*AIM*
Only a number is wanted: the count of lines in this listing that contain "marker".

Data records
++++++

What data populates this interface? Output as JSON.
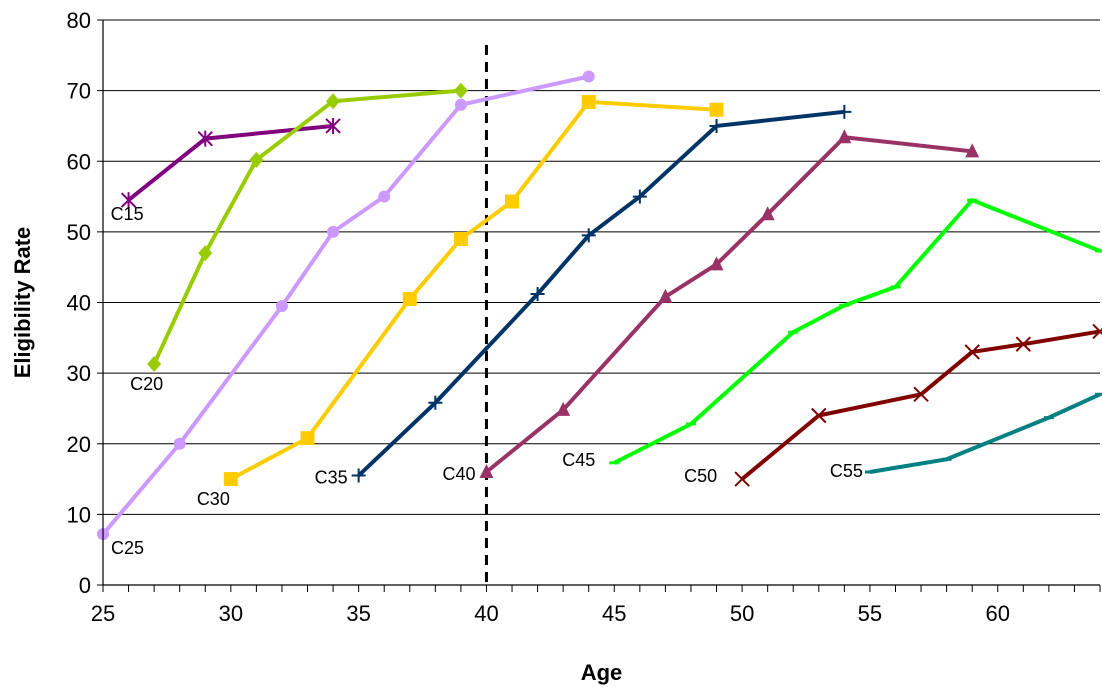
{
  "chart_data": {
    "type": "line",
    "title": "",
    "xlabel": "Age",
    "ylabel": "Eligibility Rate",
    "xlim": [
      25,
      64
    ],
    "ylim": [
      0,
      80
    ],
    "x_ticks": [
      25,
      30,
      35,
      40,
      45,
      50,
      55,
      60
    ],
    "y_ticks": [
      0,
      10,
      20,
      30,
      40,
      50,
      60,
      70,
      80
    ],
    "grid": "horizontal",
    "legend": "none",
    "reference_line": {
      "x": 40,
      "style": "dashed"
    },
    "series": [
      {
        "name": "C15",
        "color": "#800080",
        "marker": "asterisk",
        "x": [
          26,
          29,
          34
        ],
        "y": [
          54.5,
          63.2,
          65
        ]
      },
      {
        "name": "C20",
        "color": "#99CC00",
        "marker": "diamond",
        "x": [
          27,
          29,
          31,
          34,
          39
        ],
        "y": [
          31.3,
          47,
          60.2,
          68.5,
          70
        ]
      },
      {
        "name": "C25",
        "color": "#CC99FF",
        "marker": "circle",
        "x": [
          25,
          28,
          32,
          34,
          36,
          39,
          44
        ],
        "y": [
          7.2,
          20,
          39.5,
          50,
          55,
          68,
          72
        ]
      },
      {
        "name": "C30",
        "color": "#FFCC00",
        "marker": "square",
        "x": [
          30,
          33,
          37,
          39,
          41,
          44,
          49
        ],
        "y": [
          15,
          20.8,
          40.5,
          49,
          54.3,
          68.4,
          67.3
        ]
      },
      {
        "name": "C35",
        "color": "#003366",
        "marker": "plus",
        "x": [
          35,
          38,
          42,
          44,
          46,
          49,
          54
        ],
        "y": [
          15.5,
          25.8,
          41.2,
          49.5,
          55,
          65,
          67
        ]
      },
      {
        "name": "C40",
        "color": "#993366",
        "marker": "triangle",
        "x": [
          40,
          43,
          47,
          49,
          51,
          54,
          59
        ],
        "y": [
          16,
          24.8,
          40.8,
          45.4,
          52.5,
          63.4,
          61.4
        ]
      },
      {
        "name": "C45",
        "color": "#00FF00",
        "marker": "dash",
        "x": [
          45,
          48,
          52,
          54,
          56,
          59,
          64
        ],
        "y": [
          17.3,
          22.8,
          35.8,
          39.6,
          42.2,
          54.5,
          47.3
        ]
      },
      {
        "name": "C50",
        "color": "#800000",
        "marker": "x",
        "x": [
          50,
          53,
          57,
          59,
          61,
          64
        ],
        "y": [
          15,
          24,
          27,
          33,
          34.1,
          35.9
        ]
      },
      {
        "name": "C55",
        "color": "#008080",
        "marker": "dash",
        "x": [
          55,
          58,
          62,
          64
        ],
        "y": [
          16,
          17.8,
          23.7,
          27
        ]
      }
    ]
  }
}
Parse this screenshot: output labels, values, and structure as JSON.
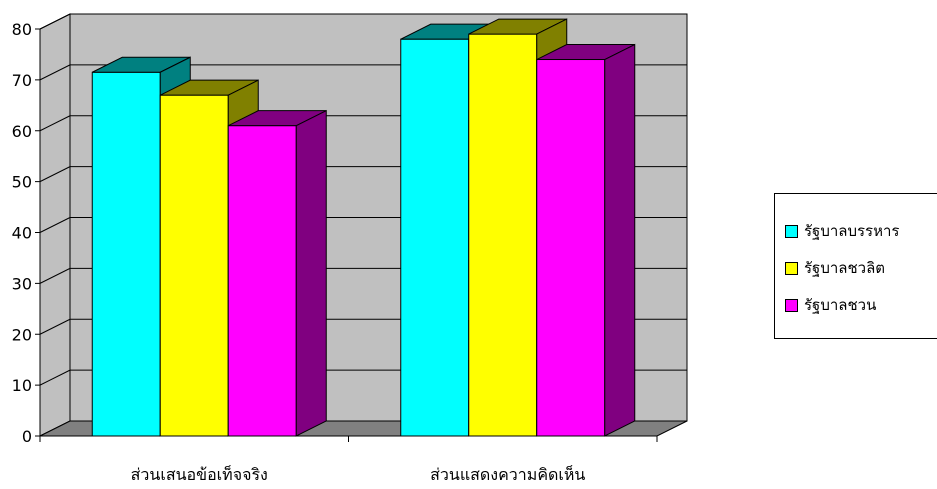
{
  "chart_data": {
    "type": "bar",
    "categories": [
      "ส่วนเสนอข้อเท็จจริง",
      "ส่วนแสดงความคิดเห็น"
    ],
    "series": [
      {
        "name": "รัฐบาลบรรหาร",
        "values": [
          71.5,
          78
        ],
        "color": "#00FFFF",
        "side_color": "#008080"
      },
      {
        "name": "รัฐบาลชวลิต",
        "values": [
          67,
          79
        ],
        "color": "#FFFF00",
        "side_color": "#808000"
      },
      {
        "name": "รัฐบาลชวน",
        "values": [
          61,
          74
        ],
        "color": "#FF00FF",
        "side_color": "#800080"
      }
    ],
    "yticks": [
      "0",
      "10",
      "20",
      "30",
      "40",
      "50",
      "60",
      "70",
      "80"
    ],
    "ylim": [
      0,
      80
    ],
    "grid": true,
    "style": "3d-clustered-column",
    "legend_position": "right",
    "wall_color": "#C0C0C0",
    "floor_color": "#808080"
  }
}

++++++

*EXERCISE RESPONSE*
9